--- START OF Input data ---

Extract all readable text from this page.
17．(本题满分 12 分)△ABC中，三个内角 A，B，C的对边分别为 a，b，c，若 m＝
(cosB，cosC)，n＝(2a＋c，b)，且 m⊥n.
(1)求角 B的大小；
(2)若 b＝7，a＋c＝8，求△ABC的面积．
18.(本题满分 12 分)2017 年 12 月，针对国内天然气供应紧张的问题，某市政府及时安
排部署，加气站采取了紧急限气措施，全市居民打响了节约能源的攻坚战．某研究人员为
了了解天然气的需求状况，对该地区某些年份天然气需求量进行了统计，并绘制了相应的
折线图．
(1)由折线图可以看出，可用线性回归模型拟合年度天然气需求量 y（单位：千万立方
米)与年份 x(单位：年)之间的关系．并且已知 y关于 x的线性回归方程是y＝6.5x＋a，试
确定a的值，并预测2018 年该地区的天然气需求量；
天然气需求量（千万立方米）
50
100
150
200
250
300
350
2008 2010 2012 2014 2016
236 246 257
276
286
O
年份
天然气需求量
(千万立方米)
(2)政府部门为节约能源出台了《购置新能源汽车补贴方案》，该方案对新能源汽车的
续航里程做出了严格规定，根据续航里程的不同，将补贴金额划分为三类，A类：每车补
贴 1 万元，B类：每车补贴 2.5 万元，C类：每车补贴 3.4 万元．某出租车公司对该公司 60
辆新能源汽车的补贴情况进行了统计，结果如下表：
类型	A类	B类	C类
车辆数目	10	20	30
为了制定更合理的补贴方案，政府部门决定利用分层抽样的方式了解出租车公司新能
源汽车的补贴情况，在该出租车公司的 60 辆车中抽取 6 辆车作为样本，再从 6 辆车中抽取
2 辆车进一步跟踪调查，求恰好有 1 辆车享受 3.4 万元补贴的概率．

--- END OF Input data ---

* Given instruction *
Write every line of the material above again, exactly.

* Solution to the exercise *
Extract all readable text from this page.
17．(本题满分 12 分)△ABC中，三个内角 A，B，C的对边分别为 a，b，c，若 m＝
(cosB，cosC)，n＝(2a＋c，b)，且 m⊥n.
(1)求角 B的大小；
(2)若 b＝7，a＋c＝8，求△ABC的面积．
18.(本题满分 12 分)2017 年 12 月，针对国内天然气供应紧张的问题，某市政府及时安
排部署，加气站采取了紧急限气措施，全市居民打响了节约能源的攻坚战．某研究人员为
了了解天然气的需求状况，对该地区某些年份天然气需求量进行了统计，并绘制了相应的
折线图．
(1)由折线图可以看出，可用线性回归模型拟合年度天然气需求量 y（单位：千万立方
米)与年份 x(单位：年)之间的关系．并且已知 y关于 x的线性回归方程是y＝6.5x＋a，试
确定a的值，并预测2018 年该地区的天然气需求量；
天然气需求量（千万立方米）
50
100
150
200
250
300
350
2008 2010 2012 2014 2016
236 246 257
276
286
O
年份
天然气需求量
(千万立方米)
(2)政府部门为节约能源出台了《购置新能源汽车补贴方案》，该方案对新能源汽车的
续航里程做出了严格规定，根据续航里程的不同，将补贴金额划分为三类，A类：每车补
贴 1 万元，B类：每车补贴 2.5 万元，C类：每车补贴 3.4 万元．某出租车公司对该公司 60
辆新能源汽车的补贴情况进行了统计，结果如下表：
类型	A类	B类	C类
车辆数目	10	20	30
为了制定更合理的补贴方案，政府部门决定利用分层抽样的方式了解出租车公司新能
源汽车的补贴情况，在该出租车公司的 60 辆车中抽取 6 辆车作为样本，再从 6 辆车中抽取
2 辆车进一步跟踪调查，求恰好有 1 辆车享受 3.4 万元补贴的概率．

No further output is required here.